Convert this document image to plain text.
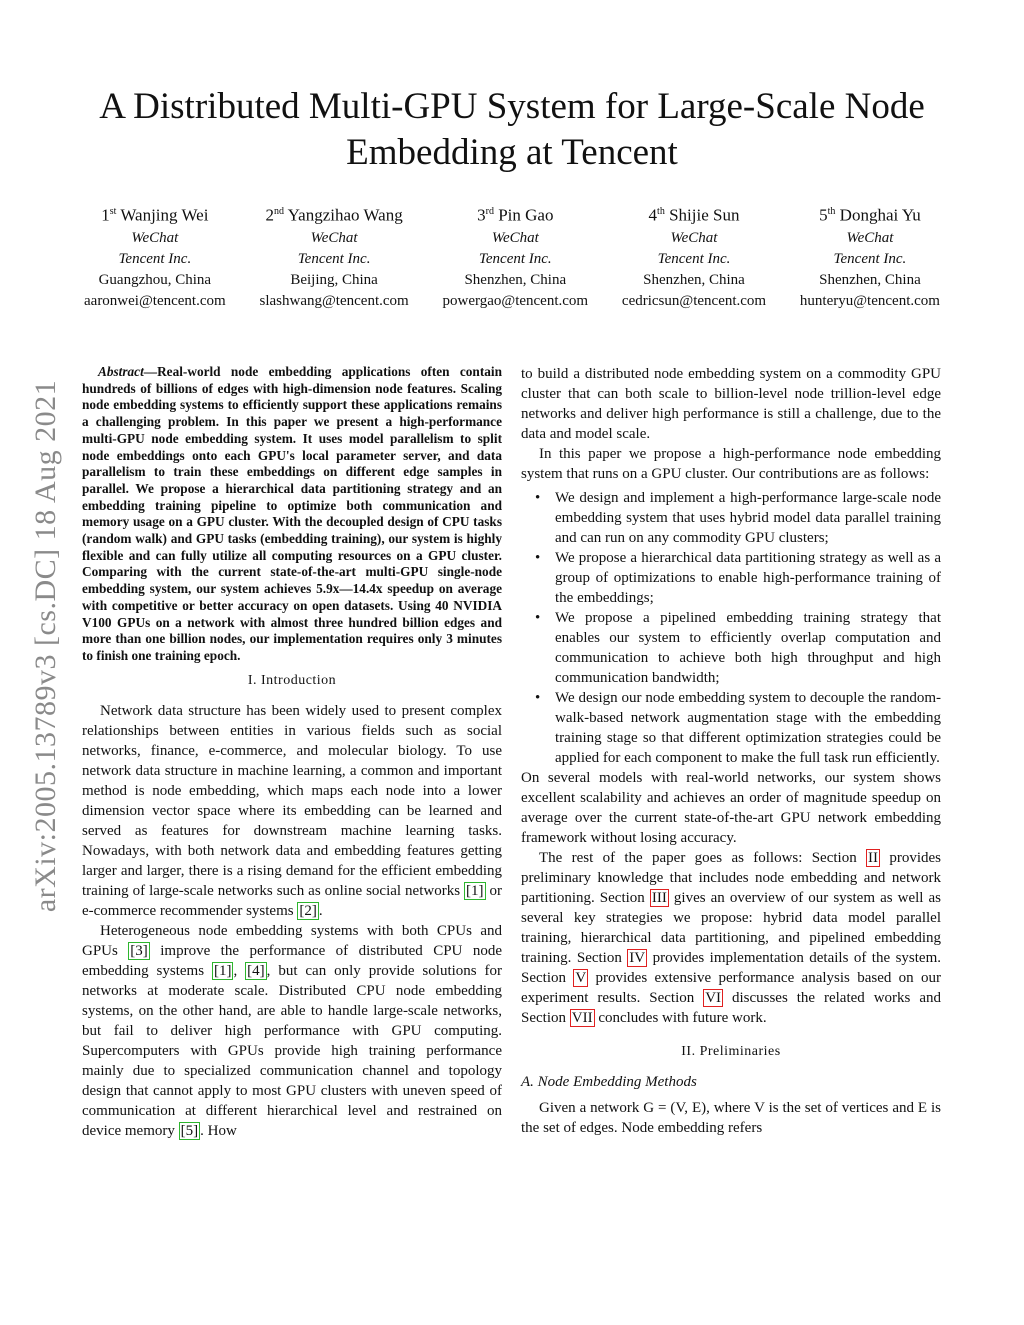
arXiv:2005.13789v3 [cs.DC] 18 Aug 2021
A Distributed Multi-GPU System for Large-Scale Node Embedding at Tencent
1st Wanjing Wei
WeChat
Tencent Inc.
Guangzhou, China
aaronwei@tencent.com
2nd Yangzihao Wang
WeChat
Tencent Inc.
Beijing, China
slashwang@tencent.com
3rd Pin Gao
WeChat
Tencent Inc.
Shenzhen, China
powergao@tencent.com
4th Shijie Sun
WeChat
Tencent Inc.
Shenzhen, China
cedricsun@tencent.com
5th Donghai Yu
WeChat
Tencent Inc.
Shenzhen, China
hunteryu@tencent.com

Abstract—Real-world node embedding applications often contain hundreds of billions of edges with high-dimension node features. Scaling node embedding systems to efficiently support these applications remains a challenging problem. In this paper we present a high-performance multi-GPU node embedding system. It uses model parallelism to split node embeddings onto each GPU's local parameter server, and data parallelism to train these embeddings on different edge samples in parallel. We propose a hierarchical data partitioning strategy and an embedding training pipeline to optimize both communication and memory usage on a GPU cluster. With the decoupled design of CPU tasks (random walk) and GPU tasks (embedding training), our system is highly flexible and can fully utilize all computing resources on a GPU cluster. Comparing with the current state-of-the-art multi-GPU single-node embedding system, our system achieves 5.9x—14.4x speedup on average with competitive or better accuracy on open datasets. Using 40 NVIDIA V100 GPUs on a network with almost three hundred billion edges and more than one billion nodes, our implementation requires only 3 minutes to finish one training epoch.

I. Introduction

Network data structure has been widely used to present complex relationships between entities in various fields such as social networks, finance, e-commerce, and molecular biology. To use network data structure in machine learning, a common and important method is node embedding, which maps each node into a lower dimension vector space where its embedding can be learned and served as features for downstream machine learning tasks. Nowadays, with both network data and embedding features getting larger and larger, there is a rising demand for the efficient embedding training of large-scale networks such as online social networks [1] or e-commerce recommender systems [2] .

Heterogeneous node embedding systems with both CPUs and GPUs [3] improve the performance of distributed CPU node embedding systems [1] , [4] , but can only provide solutions for networks at moderate scale. Distributed CPU node embedding systems, on the other hand, are able to handle large-scale networks, but fail to deliver high performance with GPU computing. Supercomputers with GPUs provide high training performance mainly due to specialized communication channel and topology design that cannot apply to most GPU clusters with uneven speed of communication at different hierarchical level and restrained on device memory [5] . How

to build a distributed node embedding system on a commodity GPU cluster that can both scale to billion-level node trillion-level edge networks and deliver high performance is still a challenge, due to the data and model scale.

In this paper we propose a high-performance node embedding system that runs on a GPU cluster. Our contributions are as follows:

• We design and implement a high-performance large-scale node embedding system that uses hybrid model data parallel training and can run on any commodity GPU clusters;
• We propose a hierarchical data partitioning strategy as well as a group of optimizations to enable high-performance training of the embeddings;
• We propose a pipelined embedding training strategy that enables our system to efficiently overlap computation and communication to achieve both high throughput and high communication bandwidth;
• We design our node embedding system to decouple the random-walk-based network augmentation stage with the embedding training stage so that different optimization strategies could be applied for each component to make the full task run efficiently.

On several models with real-world networks, our system shows excellent scalability and achieves an order of magnitude speedup on average over the current state-of-the-art GPU network embedding framework without losing accuracy.

The rest of the paper goes as follows: Section II provides preliminary knowledge that includes node embedding and network partitioning. Section III gives an overview of our system as well as several key strategies we propose: hybrid data model parallel training, hierarchical data partitioning, and pipelined embedding training. Section IV provides implementation details of the system. Section V provides extensive performance analysis based on our experiment results. Section VI discusses the related works and Section VII concludes with future work.

II. Preliminaries
A. Node Embedding Methods

Given a network G = (V, E), where V is the set of vertices and E is the set of edges. Node embedding refers
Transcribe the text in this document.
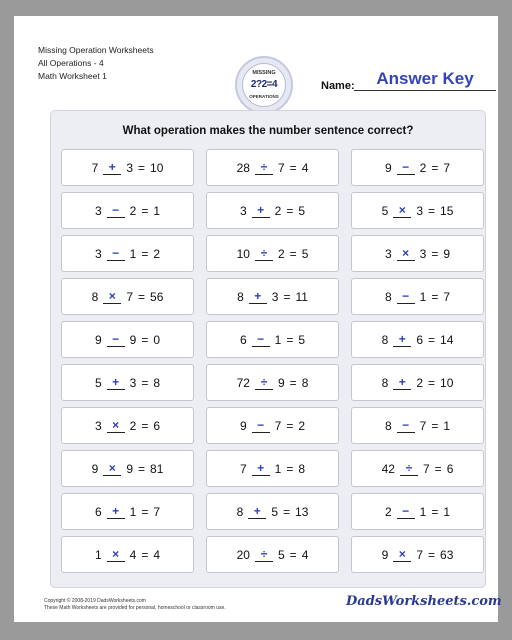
Missing Operation Worksheets
All Operations - 4
Math Worksheet 1	MISSING
2?2=4
OPERATIONS
Name:	Answer Key
What operation makes the number sentence correct?
7 + 3 = 10	28 ÷ 7 = 4	9 − 2 = 7
3 − 2 = 1	3 + 2 = 5	5 × 3 = 15
3 − 1 = 2	10 ÷ 2 = 5	3 × 3 = 9
8 × 7 = 56	8 + 3 = 11	8 − 1 = 7
9 − 9 = 0	6 − 1 = 5	8 + 6 = 14
5 + 3 = 8	72 ÷ 9 = 8	8 + 2 = 10
3 × 2 = 6	9 − 7 = 2	8 − 7 = 1
9 × 9 = 81	7 + 1 = 8	42 ÷ 7 = 6
6 + 1 = 7	8 + 5 = 13	2 − 1 = 1
1 × 4 = 4	20 ÷ 5 = 4	9 × 7 = 63
Copyright © 2008-2019 DadsWorksheets.com
These Math Worksheets are provided for personal, homeschool or classroom use.	DadsWorksheets.com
• • • • •
▸ Aim of the exercise
Every entry must be written out exactly, with all pictures left out.

▸ Response to the exercise
Convert this document image to plain text.
arXiv:2005.13789v3 [cs.DC] 18 Aug 2021
A Distributed Multi-GPU System for Large-Scale Node Embedding at Tencent
1st Wanjing Wei
WeChat
Tencent Inc.
Guangzhou, China
aaronwei@tencent.com
2nd Yangzihao Wang
WeChat
Tencent Inc.
Beijing, China
slashwang@tencent.com
3rd Pin Gao
WeChat
Tencent Inc.
Shenzhen, China
powergao@tencent.com
4th Shijie Sun
WeChat
Tencent Inc.
Shenzhen, China
cedricsun@tencent.com
5th Donghai Yu
WeChat
Tencent Inc.
Shenzhen, China
hunteryu@tencent.com

Abstract—Real-world node embedding applications often contain hundreds of billions of edges with high-dimension node features. Scaling node embedding systems to efficiently support these applications remains a challenging problem. In this paper we present a high-performance multi-GPU node embedding system. It uses model parallelism to split node embeddings onto each GPU's local parameter server, and data parallelism to train these embeddings on different edge samples in parallel. We propose a hierarchical data partitioning strategy and an embedding training pipeline to optimize both communication and memory usage on a GPU cluster. With the decoupled design of CPU tasks (random walk) and GPU tasks (embedding training), our system is highly flexible and can fully utilize all computing resources on a GPU cluster. Comparing with the current state-of-the-art multi-GPU single-node embedding system, our system achieves 5.9x—14.4x speedup on average with competitive or better accuracy on open datasets. Using 40 NVIDIA V100 GPUs on a network with almost three hundred billion edges and more than one billion nodes, our implementation requires only 3 minutes to finish one training epoch.

I. Introduction

Network data structure has been widely used to present complex relationships between entities in various fields such as social networks, finance, e-commerce, and molecular biology. To use network data structure in machine learning, a common and important method is node embedding, which maps each node into a lower dimension vector space where its embedding can be learned and served as features for downstream machine learning tasks. Nowadays, with both network data and embedding features getting larger and larger, there is a rising demand for the efficient embedding training of large-scale networks such as online social networks [1] or e-commerce recommender systems [2] .

Heterogeneous node embedding systems with both CPUs and GPUs [3] improve the performance of distributed CPU node embedding systems [1] , [4] , but can only provide solutions for networks at moderate scale. Distributed CPU node embedding systems, on the other hand, are able to handle large-scale networks, but fail to deliver high performance with GPU computing. Supercomputers with GPUs provide high training performance mainly due to specialized communication channel and topology design that cannot apply to most GPU clusters with uneven speed of communication at different hierarchical level and restrained on device memory [5] . How

to build a distributed node embedding system on a commodity GPU cluster that can both scale to billion-level node trillion-level edge networks and deliver high performance is still a challenge, due to the data and model scale.

In this paper we propose a high-performance node embedding system that runs on a GPU cluster. Our contributions are as follows:

• We design and implement a high-performance large-scale node embedding system that uses hybrid model data parallel training and can run on any commodity GPU clusters;
• We propose a hierarchical data partitioning strategy as well as a group of optimizations to enable high-performance training of the embeddings;
• We propose a pipelined embedding training strategy that enables our system to efficiently overlap computation and communication to achieve both high throughput and high communication bandwidth;
• We design our node embedding system to decouple the random-walk-based network augmentation stage with the embedding training stage so that different optimization strategies could be applied for each component to make the full task run efficiently.

On several models with real-world networks, our system shows excellent scalability and achieves an order of magnitude speedup on average over the current state-of-the-art GPU network embedding framework without losing accuracy.

The rest of the paper goes as follows: Section II provides preliminary knowledge that includes node embedding and network partitioning. Section III gives an overview of our system as well as several key strategies we propose: hybrid data model parallel training, hierarchical data partitioning, and pipelined embedding training. Section IV provides implementation details of the system. Section V provides extensive performance analysis based on our experiment results. Section VI discusses the related works and Section VII concludes with future work.

II. Preliminaries
A. Node Embedding Methods

Given a network G = (V, E), where V is the set of vertices and E is the set of edges. Node embedding refers
Transcribe the text in this document.
Missing Operation Worksheets
All Operations - 4
Math Worksheet 1	MISSING
2?2=4
OPERATIONS
Name:	Answer Key
What operation makes the number sentence correct?
7 + 3 = 10	28 ÷ 7 = 4	9 − 2 = 7
3 − 2 = 1	3 + 2 = 5	5 × 3 = 15
3 − 1 = 2	10 ÷ 2 = 5	3 × 3 = 9
8 × 7 = 56	8 + 3 = 11	8 − 1 = 7
9 − 9 = 0	6 − 1 = 5	8 + 6 = 14
5 + 3 = 8	72 ÷ 9 = 8	8 + 2 = 10
3 × 2 = 6	9 − 7 = 2	8 − 7 = 1
9 × 9 = 81	7 + 1 = 8	42 ÷ 7 = 6
6 + 1 = 7	8 + 5 = 13	2 − 1 = 1
1 × 4 = 4	20 ÷ 5 = 4	9 × 7 = 63
Copyright © 2008-2019 DadsWorksheets.com
These Math Worksheets are provided for personal, homeschool or classroom use.	DadsWorksheets.com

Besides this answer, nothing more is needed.